··· GIVEN RECORDS

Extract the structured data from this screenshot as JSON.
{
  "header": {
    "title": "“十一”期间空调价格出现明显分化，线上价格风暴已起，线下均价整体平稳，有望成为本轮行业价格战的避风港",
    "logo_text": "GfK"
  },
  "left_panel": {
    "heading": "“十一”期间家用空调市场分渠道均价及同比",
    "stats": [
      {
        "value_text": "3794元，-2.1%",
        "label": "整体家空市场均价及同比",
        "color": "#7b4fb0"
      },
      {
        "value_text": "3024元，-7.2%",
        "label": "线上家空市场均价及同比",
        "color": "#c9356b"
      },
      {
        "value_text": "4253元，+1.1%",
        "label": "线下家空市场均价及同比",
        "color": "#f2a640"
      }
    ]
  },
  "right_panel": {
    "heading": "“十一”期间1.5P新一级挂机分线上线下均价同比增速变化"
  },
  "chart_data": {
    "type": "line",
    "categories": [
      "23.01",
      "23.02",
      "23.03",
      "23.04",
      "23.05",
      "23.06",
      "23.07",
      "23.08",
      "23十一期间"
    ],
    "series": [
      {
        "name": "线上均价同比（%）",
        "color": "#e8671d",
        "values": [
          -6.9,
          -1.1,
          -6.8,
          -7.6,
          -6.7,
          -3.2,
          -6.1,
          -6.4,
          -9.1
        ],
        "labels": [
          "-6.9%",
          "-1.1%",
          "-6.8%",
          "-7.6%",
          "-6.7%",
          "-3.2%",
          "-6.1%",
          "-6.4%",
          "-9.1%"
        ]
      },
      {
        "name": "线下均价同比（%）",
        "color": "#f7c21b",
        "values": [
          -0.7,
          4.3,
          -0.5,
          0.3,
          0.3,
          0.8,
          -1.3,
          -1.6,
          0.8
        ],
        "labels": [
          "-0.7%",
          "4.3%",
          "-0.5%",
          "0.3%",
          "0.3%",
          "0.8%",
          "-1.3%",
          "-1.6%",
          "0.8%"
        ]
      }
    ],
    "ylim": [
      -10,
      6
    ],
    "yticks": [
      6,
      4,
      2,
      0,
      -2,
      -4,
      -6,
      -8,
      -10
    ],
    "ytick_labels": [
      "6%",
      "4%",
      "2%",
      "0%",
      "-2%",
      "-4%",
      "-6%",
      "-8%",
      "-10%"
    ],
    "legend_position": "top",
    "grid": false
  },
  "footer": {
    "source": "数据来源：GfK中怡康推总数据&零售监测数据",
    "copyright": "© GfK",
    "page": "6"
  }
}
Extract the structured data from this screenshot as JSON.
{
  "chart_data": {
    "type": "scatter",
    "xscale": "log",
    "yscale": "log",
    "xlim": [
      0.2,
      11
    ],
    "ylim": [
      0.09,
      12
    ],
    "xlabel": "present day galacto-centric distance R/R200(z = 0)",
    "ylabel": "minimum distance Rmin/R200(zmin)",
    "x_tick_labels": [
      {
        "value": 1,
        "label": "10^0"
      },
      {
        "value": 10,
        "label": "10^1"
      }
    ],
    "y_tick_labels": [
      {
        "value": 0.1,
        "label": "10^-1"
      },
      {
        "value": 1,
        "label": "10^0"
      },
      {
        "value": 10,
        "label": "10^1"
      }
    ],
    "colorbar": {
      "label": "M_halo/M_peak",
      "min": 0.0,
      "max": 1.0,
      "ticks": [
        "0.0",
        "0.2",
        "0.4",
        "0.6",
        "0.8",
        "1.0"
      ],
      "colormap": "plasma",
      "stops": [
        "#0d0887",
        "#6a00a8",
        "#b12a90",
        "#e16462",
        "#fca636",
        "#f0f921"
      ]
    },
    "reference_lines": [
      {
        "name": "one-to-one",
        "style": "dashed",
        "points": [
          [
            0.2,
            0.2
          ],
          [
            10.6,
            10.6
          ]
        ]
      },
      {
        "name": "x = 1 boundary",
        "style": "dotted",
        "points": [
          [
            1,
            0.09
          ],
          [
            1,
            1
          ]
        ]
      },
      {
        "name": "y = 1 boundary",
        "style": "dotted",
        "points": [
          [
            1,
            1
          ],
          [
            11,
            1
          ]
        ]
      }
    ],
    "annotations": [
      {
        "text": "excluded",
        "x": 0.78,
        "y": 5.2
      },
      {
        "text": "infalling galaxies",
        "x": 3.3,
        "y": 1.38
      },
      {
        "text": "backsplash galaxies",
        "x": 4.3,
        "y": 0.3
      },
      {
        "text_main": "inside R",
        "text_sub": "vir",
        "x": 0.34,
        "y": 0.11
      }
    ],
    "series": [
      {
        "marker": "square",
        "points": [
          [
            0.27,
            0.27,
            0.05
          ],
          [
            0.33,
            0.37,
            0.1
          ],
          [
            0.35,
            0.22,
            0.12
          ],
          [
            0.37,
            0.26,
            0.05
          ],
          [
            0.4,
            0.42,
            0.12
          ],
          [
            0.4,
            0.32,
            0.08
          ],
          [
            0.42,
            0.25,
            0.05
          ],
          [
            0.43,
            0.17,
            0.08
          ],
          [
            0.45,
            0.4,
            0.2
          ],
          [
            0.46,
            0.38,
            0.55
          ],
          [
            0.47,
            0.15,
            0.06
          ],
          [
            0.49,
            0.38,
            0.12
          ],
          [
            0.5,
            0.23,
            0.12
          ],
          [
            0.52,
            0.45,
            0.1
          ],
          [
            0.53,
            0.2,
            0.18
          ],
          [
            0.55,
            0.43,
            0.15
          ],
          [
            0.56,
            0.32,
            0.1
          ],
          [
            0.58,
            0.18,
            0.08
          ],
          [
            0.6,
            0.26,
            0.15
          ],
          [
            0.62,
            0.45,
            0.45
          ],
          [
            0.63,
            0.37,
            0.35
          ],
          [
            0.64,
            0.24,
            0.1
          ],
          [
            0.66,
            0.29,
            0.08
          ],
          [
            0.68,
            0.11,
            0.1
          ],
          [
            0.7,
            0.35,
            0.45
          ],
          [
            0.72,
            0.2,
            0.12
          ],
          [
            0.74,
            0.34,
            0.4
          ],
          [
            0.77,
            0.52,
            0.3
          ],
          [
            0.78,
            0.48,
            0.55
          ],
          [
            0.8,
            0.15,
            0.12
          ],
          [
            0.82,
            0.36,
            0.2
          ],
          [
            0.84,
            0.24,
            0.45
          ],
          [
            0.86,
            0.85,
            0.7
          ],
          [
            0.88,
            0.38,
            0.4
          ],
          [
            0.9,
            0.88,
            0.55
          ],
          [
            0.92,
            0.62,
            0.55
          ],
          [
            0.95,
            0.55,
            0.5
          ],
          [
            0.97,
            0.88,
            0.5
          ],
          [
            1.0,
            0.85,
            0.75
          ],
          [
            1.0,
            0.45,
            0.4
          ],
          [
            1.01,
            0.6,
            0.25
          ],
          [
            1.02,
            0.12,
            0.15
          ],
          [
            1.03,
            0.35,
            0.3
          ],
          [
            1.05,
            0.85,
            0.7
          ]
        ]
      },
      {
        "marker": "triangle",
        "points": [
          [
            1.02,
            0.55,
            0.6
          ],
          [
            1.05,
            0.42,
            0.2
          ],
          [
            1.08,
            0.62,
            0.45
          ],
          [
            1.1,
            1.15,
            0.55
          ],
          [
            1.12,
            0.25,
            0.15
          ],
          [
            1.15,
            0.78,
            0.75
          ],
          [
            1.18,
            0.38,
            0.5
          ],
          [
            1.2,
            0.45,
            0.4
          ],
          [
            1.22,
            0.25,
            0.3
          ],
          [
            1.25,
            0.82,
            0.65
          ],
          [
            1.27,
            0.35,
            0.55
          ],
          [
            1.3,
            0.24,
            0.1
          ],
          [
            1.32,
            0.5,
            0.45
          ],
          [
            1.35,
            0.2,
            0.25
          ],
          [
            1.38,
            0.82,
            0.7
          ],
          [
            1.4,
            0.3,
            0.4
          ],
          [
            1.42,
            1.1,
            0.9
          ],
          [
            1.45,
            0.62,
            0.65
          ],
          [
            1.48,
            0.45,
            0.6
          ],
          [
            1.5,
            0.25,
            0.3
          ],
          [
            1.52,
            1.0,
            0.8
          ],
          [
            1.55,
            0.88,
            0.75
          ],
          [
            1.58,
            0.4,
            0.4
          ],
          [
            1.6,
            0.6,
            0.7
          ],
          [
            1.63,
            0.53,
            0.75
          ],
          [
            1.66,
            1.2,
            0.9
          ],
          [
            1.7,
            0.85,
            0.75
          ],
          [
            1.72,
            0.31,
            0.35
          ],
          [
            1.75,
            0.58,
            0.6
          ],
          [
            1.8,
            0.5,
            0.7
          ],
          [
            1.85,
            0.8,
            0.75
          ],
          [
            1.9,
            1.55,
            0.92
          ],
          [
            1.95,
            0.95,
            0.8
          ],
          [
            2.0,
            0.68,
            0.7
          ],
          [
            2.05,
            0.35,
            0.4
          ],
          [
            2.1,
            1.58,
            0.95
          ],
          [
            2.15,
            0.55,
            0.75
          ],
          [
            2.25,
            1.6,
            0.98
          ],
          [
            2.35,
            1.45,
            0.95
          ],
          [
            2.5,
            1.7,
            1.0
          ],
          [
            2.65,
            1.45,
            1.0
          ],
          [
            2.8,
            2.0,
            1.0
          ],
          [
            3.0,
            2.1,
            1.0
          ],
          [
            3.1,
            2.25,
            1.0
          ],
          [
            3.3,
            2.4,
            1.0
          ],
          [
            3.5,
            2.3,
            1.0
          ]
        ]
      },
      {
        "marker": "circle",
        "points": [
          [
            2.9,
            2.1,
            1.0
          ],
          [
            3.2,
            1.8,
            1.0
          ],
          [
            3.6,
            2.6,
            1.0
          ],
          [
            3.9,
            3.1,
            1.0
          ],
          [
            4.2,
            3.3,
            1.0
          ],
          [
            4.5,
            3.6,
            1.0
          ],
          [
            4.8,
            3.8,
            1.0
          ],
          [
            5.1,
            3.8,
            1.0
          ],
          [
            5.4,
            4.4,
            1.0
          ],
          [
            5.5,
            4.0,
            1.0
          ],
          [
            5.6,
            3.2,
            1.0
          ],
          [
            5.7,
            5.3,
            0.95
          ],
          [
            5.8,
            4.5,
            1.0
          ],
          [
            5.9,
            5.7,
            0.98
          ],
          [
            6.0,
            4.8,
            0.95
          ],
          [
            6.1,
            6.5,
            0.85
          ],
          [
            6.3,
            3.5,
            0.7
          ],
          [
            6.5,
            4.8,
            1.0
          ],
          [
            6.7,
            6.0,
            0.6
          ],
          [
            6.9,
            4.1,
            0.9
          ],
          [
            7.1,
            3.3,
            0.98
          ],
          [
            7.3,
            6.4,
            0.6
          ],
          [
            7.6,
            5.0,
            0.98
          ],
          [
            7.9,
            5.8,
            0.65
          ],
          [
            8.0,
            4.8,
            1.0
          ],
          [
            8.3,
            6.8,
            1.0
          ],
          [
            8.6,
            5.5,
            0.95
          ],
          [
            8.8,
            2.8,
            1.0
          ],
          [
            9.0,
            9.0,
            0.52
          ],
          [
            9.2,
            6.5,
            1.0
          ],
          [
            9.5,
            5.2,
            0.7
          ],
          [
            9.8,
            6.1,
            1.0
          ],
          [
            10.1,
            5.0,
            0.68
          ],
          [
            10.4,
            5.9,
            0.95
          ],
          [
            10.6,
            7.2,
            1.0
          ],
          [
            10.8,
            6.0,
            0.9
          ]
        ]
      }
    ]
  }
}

······

> [EXERCISE GOAL] Every line of the records that includes the word "heading" should be gathered.

> [RESULT OF THE EXERCISE]
    "heading": "“十一”期间家用空调市场分渠道均价及同比",
    "heading": "“十一”期间1.5P新一级挂机分线上线下均价同比增速变化"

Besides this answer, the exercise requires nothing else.